Go through the listing beneath this task and return every line that carries the string "title".

━━━━━ Supplied data ━━━━━

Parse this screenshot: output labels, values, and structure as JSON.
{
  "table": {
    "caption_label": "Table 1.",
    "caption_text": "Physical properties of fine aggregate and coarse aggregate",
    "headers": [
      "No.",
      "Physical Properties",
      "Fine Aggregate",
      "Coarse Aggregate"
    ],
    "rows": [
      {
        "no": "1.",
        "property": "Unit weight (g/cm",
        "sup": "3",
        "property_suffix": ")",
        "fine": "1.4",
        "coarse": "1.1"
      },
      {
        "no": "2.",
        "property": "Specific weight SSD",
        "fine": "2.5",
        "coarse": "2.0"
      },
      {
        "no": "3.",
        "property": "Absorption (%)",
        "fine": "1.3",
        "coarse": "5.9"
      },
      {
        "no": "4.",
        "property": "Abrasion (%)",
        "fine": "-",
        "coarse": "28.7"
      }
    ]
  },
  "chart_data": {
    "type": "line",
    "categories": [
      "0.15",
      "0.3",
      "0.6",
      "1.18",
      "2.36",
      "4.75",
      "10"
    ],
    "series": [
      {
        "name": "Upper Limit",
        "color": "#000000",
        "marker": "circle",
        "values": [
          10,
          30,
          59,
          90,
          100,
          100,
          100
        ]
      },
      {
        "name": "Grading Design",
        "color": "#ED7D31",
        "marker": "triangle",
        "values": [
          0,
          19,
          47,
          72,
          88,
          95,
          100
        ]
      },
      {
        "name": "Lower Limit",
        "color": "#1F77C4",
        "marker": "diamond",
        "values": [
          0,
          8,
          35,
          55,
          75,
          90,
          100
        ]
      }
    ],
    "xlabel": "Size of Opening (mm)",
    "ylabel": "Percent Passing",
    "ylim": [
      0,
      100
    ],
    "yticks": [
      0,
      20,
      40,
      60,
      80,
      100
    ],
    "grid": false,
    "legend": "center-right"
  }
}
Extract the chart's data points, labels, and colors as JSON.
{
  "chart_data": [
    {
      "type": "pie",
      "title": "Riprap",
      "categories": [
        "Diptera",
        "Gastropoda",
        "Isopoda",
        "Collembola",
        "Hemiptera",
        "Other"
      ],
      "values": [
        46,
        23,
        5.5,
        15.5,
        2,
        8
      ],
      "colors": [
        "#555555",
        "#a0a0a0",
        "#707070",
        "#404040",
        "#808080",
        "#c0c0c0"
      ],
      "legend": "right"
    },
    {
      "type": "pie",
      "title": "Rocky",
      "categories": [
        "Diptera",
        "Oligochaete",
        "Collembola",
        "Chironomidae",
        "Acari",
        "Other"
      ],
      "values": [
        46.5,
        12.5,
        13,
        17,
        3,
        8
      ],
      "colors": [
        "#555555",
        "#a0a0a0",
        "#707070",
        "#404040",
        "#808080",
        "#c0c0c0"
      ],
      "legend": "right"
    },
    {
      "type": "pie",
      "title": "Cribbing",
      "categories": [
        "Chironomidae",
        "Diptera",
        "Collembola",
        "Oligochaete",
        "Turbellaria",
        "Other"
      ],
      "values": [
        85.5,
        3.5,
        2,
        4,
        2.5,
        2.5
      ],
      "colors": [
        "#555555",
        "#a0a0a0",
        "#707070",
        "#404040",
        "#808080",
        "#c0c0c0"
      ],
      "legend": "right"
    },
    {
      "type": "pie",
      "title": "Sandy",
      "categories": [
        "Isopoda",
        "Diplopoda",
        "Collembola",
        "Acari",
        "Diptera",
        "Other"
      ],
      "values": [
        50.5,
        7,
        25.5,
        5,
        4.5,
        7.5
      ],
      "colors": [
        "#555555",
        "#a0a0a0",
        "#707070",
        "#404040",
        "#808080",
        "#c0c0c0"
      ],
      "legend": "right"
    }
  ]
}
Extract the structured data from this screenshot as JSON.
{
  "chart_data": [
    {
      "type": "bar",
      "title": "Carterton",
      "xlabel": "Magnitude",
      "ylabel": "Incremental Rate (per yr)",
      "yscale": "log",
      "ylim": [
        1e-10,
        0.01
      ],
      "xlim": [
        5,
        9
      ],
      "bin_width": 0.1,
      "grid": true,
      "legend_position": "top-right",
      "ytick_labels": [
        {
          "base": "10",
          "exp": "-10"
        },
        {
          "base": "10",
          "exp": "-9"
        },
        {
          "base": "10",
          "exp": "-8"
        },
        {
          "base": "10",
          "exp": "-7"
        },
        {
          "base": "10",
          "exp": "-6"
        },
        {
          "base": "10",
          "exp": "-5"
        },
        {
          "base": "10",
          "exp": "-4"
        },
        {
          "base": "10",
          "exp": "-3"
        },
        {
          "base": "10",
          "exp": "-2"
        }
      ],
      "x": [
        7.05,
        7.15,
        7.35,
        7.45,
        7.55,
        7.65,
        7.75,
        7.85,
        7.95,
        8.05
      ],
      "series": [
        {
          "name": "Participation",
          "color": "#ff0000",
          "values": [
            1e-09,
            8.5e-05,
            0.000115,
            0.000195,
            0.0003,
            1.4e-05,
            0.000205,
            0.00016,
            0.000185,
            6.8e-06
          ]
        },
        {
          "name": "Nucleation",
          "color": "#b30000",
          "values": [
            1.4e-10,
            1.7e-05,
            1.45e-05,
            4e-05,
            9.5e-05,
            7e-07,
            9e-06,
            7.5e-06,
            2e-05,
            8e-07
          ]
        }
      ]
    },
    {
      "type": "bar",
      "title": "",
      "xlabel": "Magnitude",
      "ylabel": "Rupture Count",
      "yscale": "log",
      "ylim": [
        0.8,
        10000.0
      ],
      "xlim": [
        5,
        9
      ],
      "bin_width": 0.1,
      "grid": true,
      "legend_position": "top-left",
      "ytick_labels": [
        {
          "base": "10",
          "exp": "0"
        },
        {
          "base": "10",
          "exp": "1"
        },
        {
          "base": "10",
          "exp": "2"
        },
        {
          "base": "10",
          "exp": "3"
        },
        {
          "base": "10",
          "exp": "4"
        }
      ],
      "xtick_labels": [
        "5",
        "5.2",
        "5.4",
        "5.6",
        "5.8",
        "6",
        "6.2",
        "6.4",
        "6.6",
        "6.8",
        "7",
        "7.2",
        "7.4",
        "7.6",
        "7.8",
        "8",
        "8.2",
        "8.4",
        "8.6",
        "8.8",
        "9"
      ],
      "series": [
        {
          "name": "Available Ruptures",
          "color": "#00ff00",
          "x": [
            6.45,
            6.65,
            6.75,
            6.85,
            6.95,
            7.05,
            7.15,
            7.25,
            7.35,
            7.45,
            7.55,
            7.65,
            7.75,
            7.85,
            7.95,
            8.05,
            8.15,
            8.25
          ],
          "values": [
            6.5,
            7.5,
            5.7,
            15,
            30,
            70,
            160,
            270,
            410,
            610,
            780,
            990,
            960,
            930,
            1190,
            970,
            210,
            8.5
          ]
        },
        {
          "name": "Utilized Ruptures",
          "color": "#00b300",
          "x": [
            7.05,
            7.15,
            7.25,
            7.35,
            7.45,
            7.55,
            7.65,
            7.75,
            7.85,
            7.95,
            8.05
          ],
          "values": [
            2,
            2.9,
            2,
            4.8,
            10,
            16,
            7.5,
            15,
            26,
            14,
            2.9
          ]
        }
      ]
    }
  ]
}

━━━━━

● **Correct answer**
      "title": "Riprap",
      "title": "Rocky",
      "title": "Cribbing",
      "title": "Sandy",
      "title": "Carterton",
      "title": "",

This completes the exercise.